**DATA SECTION**:
--

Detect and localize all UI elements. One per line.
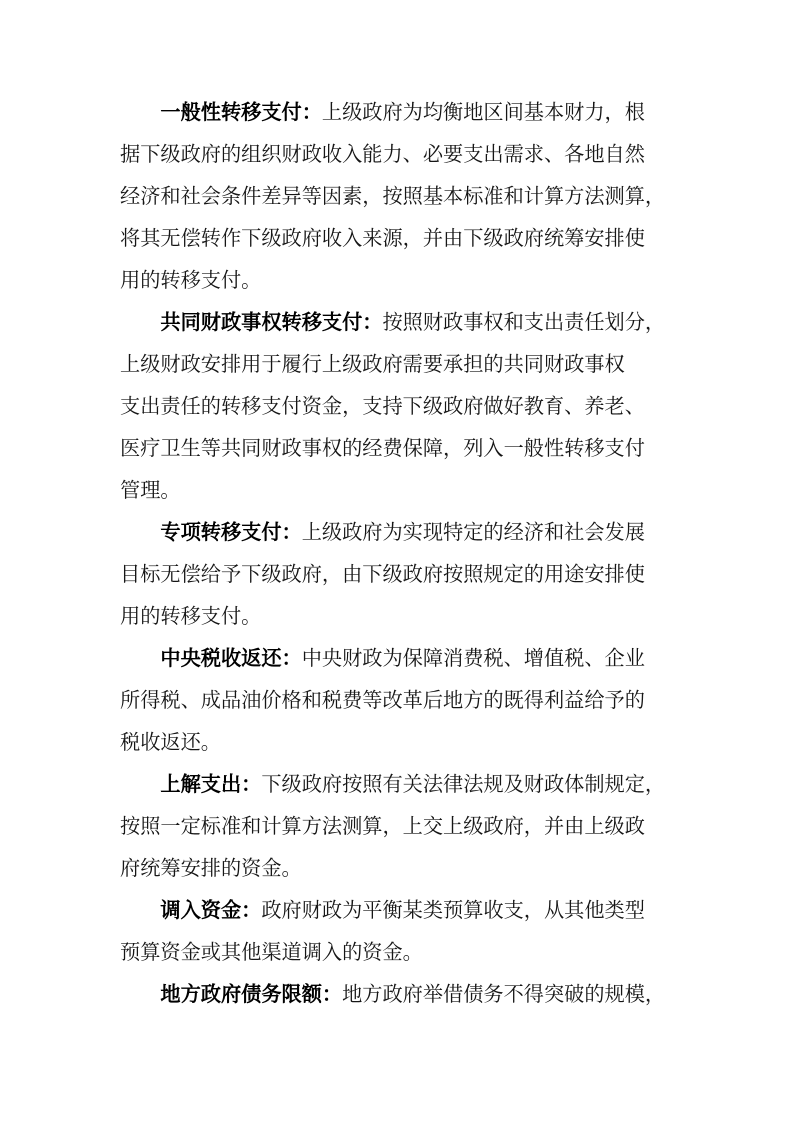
text-line: 医疗卫生等共同财政事权的经费保障，列入一般性转移支付: [120, 428, 650, 470]
definition-text: 政府财政为平衡某类预算收支，从其他类型: [261, 900, 645, 922]
text-line: 专项转移支付：上级政府为实现特定的经济和社会发展: [120, 512, 650, 554]
text-line: 府统筹安排的资金。: [120, 848, 650, 890]
text-line: 所得税、成品油价格和税费等改革后地方的既得利益给予的: [120, 680, 650, 722]
paragraph: 地方政府债务限额：地方政府举借债务不得突破的规模，: [120, 974, 650, 1016]
term-label: 中央税收返还：: [160, 648, 301, 670]
text-line: 用的转移支付。: [120, 260, 650, 302]
term-label: 地方政府债务限额：: [160, 984, 342, 1006]
text-line: 按照一定标准和计算方法测算，上交上级政府，并由上级政: [120, 806, 650, 848]
term-label: 一般性转移支付：: [160, 102, 322, 124]
term-label: 共同财政事权转移支付：: [160, 312, 382, 334]
paragraph: 上解支出：下级政府按照有关法律法规及财政体制规定，按照一定标准和计算方法测算，上…: [120, 764, 650, 890]
text-line: 一般性转移支付：上级政府为均衡地区间基本财力，根: [120, 92, 650, 134]
text-line: 据下级政府的组织财政收入能力、必要支出需求、各地自然: [120, 134, 650, 176]
definition-text: 地方政府举借债务不得突破的规模，: [342, 984, 665, 1006]
text-line: 中央税收返还：中央财政为保障消费税、增值税、企业: [120, 638, 650, 680]
text-line: 地方政府债务限额：地方政府举借债务不得突破的规模，: [120, 974, 650, 1016]
text-line: 调入资金：政府财政为平衡某类预算收支，从其他类型: [120, 890, 650, 932]
text-line: 用的转移支付。: [120, 596, 650, 638]
definition-text: 上级政府为实现特定的经济和社会发展: [302, 522, 645, 544]
text-line: 上解支出：下级政府按照有关法律法规及财政体制规定，: [120, 764, 650, 806]
document-page: 一般性转移支付：上级政府为均衡地区间基本财力，根据下级政府的组织财政收入能力、必…: [0, 0, 793, 1121]
text-line: 目标无偿给予下级政府，由下级政府按照规定的用途安排使: [120, 554, 650, 596]
text-line: 管理。: [120, 470, 650, 512]
term-label: 调入资金：: [160, 900, 261, 922]
paragraph: 专项转移支付：上级政府为实现特定的经济和社会发展目标无偿给予下级政府，由下级政府…: [120, 512, 650, 638]
term-label: 专项转移支付：: [160, 522, 301, 544]
text-line: 经济和社会条件差异等因素，按照基本标准和计算方法测算，: [120, 176, 650, 218]
term-label: 上解支出：: [160, 774, 261, 796]
definition-text: 按照财政事权和支出责任划分，: [382, 312, 665, 334]
text-line: 支出责任的转移支付资金，支持下级政府做好教育、养老、: [120, 386, 650, 428]
definition-text: 中央财政为保障消费税、增值税、企业: [302, 648, 645, 670]
text-line: 税收返还。: [120, 722, 650, 764]
paragraph: 共同财政事权转移支付：按照财政事权和支出责任划分，上级财政安排用于履行上级政府需…: [120, 302, 650, 512]
text-line: 上级财政安排用于履行上级政府需要承担的共同财政事权: [120, 344, 650, 386]
definition-text: 下级政府按照有关法律法规及财政体制规定，: [261, 774, 665, 796]
text-line: 将其无偿转作下级政府收入来源，并由下级政府统筹安排使: [120, 218, 650, 260]
document-body: 一般性转移支付：上级政府为均衡地区间基本财力，根据下级政府的组织财政收入能力、必…: [120, 92, 650, 1016]
definition-text: 上级政府为均衡地区间基本财力，根: [322, 102, 645, 124]
paragraph: 一般性转移支付：上级政府为均衡地区间基本财力，根据下级政府的组织财政收入能力、必…: [120, 92, 650, 302]
paragraph: 中央税收返还：中央财政为保障消费税、增值税、企业所得税、成品油价格和税费等改革后…: [120, 638, 650, 764]
text-line: 共同财政事权转移支付：按照财政事权和支出责任划分，: [120, 302, 650, 344]
text-line: 预算资金或其他渠道调入的资金。: [120, 932, 650, 974]
paragraph: 调入资金：政府财政为平衡某类预算收支，从其他类型预算资金或其他渠道调入的资金。: [120, 890, 650, 974]
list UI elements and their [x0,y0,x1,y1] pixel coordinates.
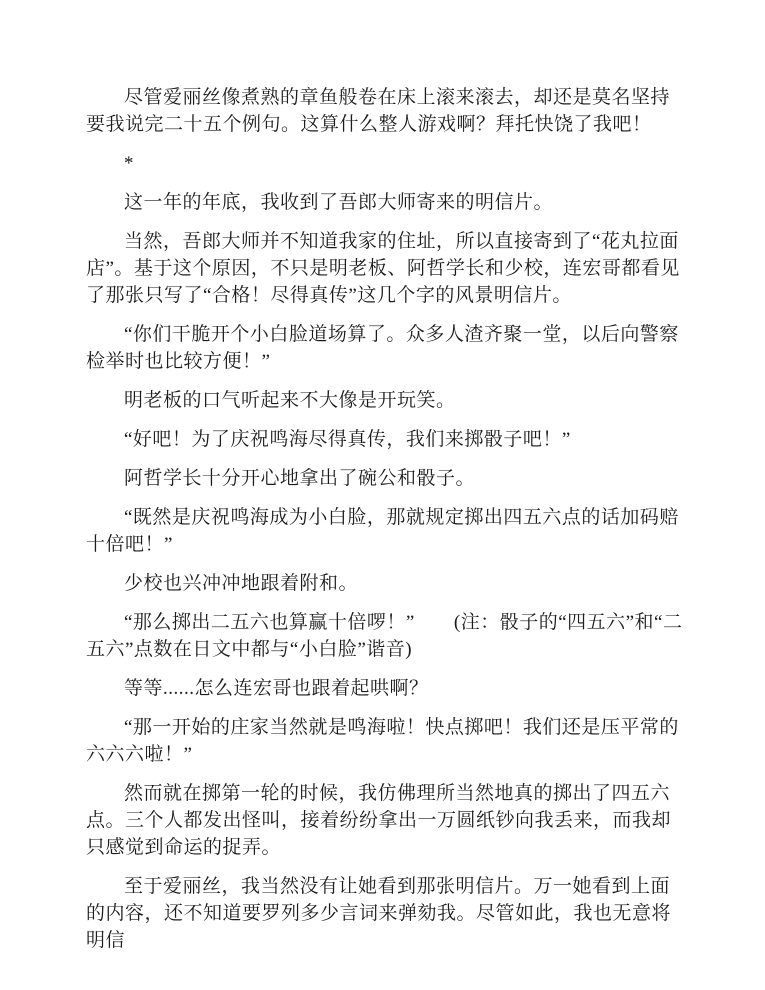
paragraph: 少校也兴冲冲地跟着附和。 [86,570,684,597]
paragraph: “那么掷出二五六也算赢十倍啰！” (注：骰子的“四五六”和“二五六”点数在日文中… [86,609,684,663]
document-page: 尽管爱丽丝像煮熟的章鱼般卷在床上滚来滚去，却还是莫名坚持要我说完二十五个例句。这… [0,0,765,990]
paragraph: “既然是庆祝鸣海成为小白脸，那就规定掷出四五六点的话加码赔十倍吧！” [86,504,684,558]
paragraph: 然而就在掷第一轮的时候，我仿佛理所当然地真的掷出了四五六点。三个人都发出怪叫，接… [86,780,684,861]
paragraph: 至于爱丽丝，我当然没有让她看到那张明信片。万一她看到上面的内容，还不知道要罗列多… [86,873,684,954]
paragraph: “那一开始的庄家当然就是鸣海啦！快点掷吧！我们还是压平常的六六六啦！” [86,714,684,768]
paragraph: 这一年的年底，我收到了吾郎大师寄来的明信片。 [86,189,684,216]
paragraph: 尽管爱丽丝像煮熟的章鱼般卷在床上滚来滚去，却还是莫名坚持要我说完二十五个例句。这… [86,84,684,138]
paragraph: 阿哲学长十分开心地拿出了碗公和骰子。 [86,465,684,492]
paragraph: 等等......怎么连宏哥也跟着起哄啊？ [86,675,684,702]
text-content: 尽管爱丽丝像煮熟的章鱼般卷在床上滚来滚去，却还是莫名坚持要我说完二十五个例句。这… [86,84,684,966]
paragraph: “你们干脆开个小白脸道场算了。众多人渣齐聚一堂，以后向警察检举时也比较方便！” [86,321,684,375]
paragraph: 当然，吾郎大师并不知道我家的住址，所以直接寄到了“花丸拉面店”。基于这个原因，不… [86,228,684,309]
paragraph: 明老板的口气听起来不大像是开玩笑。 [86,387,684,414]
paragraph: “好吧！为了庆祝鸣海尽得真传，我们来掷骰子吧！” [86,426,684,453]
section-separator-star: * [86,150,684,177]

--

**YOUR INSTRUCTIONS**:
Switch "UI elements" to "interface elements" in every one of the items above, keeping all other wording unchanged. Leave the pictures out of your answer.

**ANSWER BELOW**:
Detect and localize all interface elements. One per line.
text-line: 医疗卫生等共同财政事权的经费保障，列入一般性转移支付: [120, 428, 650, 470]
definition-text: 政府财政为平衡某类预算收支，从其他类型: [261, 900, 645, 922]
text-line: 专项转移支付：上级政府为实现特定的经济和社会发展: [120, 512, 650, 554]
text-line: 府统筹安排的资金。: [120, 848, 650, 890]
text-line: 所得税、成品油价格和税费等改革后地方的既得利益给予的: [120, 680, 650, 722]
paragraph: 地方政府债务限额：地方政府举借债务不得突破的规模，: [120, 974, 650, 1016]
term-label: 中央税收返还：: [160, 648, 301, 670]
text-line: 用的转移支付。: [120, 260, 650, 302]
term-label: 地方政府债务限额：: [160, 984, 342, 1006]
text-line: 按照一定标准和计算方法测算，上交上级政府，并由上级政: [120, 806, 650, 848]
term-label: 一般性转移支付：: [160, 102, 322, 124]
term-label: 共同财政事权转移支付：: [160, 312, 382, 334]
paragraph: 上解支出：下级政府按照有关法律法规及财政体制规定，按照一定标准和计算方法测算，上…: [120, 764, 650, 890]
text-line: 一般性转移支付：上级政府为均衡地区间基本财力，根: [120, 92, 650, 134]
text-line: 据下级政府的组织财政收入能力、必要支出需求、各地自然: [120, 134, 650, 176]
definition-text: 地方政府举借债务不得突破的规模，: [342, 984, 665, 1006]
text-line: 中央税收返还：中央财政为保障消费税、增值税、企业: [120, 638, 650, 680]
text-line: 地方政府债务限额：地方政府举借债务不得突破的规模，: [120, 974, 650, 1016]
text-line: 调入资金：政府财政为平衡某类预算收支，从其他类型: [120, 890, 650, 932]
text-line: 用的转移支付。: [120, 596, 650, 638]
definition-text: 上级政府为实现特定的经济和社会发展: [302, 522, 645, 544]
text-line: 上解支出：下级政府按照有关法律法规及财政体制规定，: [120, 764, 650, 806]
document-page: 一般性转移支付：上级政府为均衡地区间基本财力，根据下级政府的组织财政收入能力、必…: [0, 0, 793, 1121]
text-line: 目标无偿给予下级政府，由下级政府按照规定的用途安排使: [120, 554, 650, 596]
text-line: 管理。: [120, 470, 650, 512]
term-label: 调入资金：: [160, 900, 261, 922]
paragraph: 专项转移支付：上级政府为实现特定的经济和社会发展目标无偿给予下级政府，由下级政府…: [120, 512, 650, 638]
term-label: 专项转移支付：: [160, 522, 301, 544]
text-line: 经济和社会条件差异等因素，按照基本标准和计算方法测算，: [120, 176, 650, 218]
term-label: 上解支出：: [160, 774, 261, 796]
definition-text: 按照财政事权和支出责任划分，: [382, 312, 665, 334]
text-line: 支出责任的转移支付资金，支持下级政府做好教育、养老、: [120, 386, 650, 428]
definition-text: 中央财政为保障消费税、增值税、企业: [302, 648, 645, 670]
text-line: 税收返还。: [120, 722, 650, 764]
paragraph: 共同财政事权转移支付：按照财政事权和支出责任划分，上级财政安排用于履行上级政府需…: [120, 302, 650, 512]
text-line: 上级财政安排用于履行上级政府需要承担的共同财政事权: [120, 344, 650, 386]
definition-text: 下级政府按照有关法律法规及财政体制规定，: [261, 774, 665, 796]
text-line: 将其无偿转作下级政府收入来源，并由下级政府统筹安排使: [120, 218, 650, 260]
document-body: 一般性转移支付：上级政府为均衡地区间基本财力，根据下级政府的组织财政收入能力、必…: [120, 92, 650, 1016]
definition-text: 上级政府为均衡地区间基本财力，根: [322, 102, 645, 124]
paragraph: 一般性转移支付：上级政府为均衡地区间基本财力，根据下级政府的组织财政收入能力、必…: [120, 92, 650, 302]
paragraph: 中央税收返还：中央财政为保障消费税、增值税、企业所得税、成品油价格和税费等改革后…: [120, 638, 650, 764]
text-line: 共同财政事权转移支付：按照财政事权和支出责任划分，: [120, 302, 650, 344]
text-line: 预算资金或其他渠道调入的资金。: [120, 932, 650, 974]
paragraph: 调入资金：政府财政为平衡某类预算收支，从其他类型预算资金或其他渠道调入的资金。: [120, 890, 650, 974]
list interface elements and their [x0,y0,x1,y1] pixel coordinates.
paragraph: 少校也兴冲冲地跟着附和。 [86,570,684,597]
paragraph: “那么掷出二五六也算赢十倍啰！” (注：骰子的“四五六”和“二五六”点数在日文中… [86,609,684,663]
document-page: 尽管爱丽丝像煮熟的章鱼般卷在床上滚来滚去，却还是莫名坚持要我说完二十五个例句。这… [0,0,765,990]
paragraph: “既然是庆祝鸣海成为小白脸，那就规定掷出四五六点的话加码赔十倍吧！” [86,504,684,558]
paragraph: 然而就在掷第一轮的时候，我仿佛理所当然地真的掷出了四五六点。三个人都发出怪叫，接… [86,780,684,861]
paragraph: 至于爱丽丝，我当然没有让她看到那张明信片。万一她看到上面的内容，还不知道要罗列多… [86,873,684,954]
paragraph: “那一开始的庄家当然就是鸣海啦！快点掷吧！我们还是压平常的六六六啦！” [86,714,684,768]
paragraph: 这一年的年底，我收到了吾郎大师寄来的明信片。 [86,189,684,216]
paragraph: 尽管爱丽丝像煮熟的章鱼般卷在床上滚来滚去，却还是莫名坚持要我说完二十五个例句。这… [86,84,684,138]
paragraph: 阿哲学长十分开心地拿出了碗公和骰子。 [86,465,684,492]
paragraph: 等等......怎么连宏哥也跟着起哄啊？ [86,675,684,702]
text-content: 尽管爱丽丝像煮熟的章鱼般卷在床上滚来滚去，却还是莫名坚持要我说完二十五个例句。这… [86,84,684,966]
paragraph: “你们干脆开个小白脸道场算了。众多人渣齐聚一堂，以后向警察检举时也比较方便！” [86,321,684,375]
paragraph: 当然，吾郎大师并不知道我家的住址，所以直接寄到了“花丸拉面店”。基于这个原因，不… [86,228,684,309]
paragraph: 明老板的口气听起来不大像是开玩笑。 [86,387,684,414]
paragraph: “好吧！为了庆祝鸣海尽得真传，我们来掷骰子吧！” [86,426,684,453]
section-separator-star: * [86,150,684,177]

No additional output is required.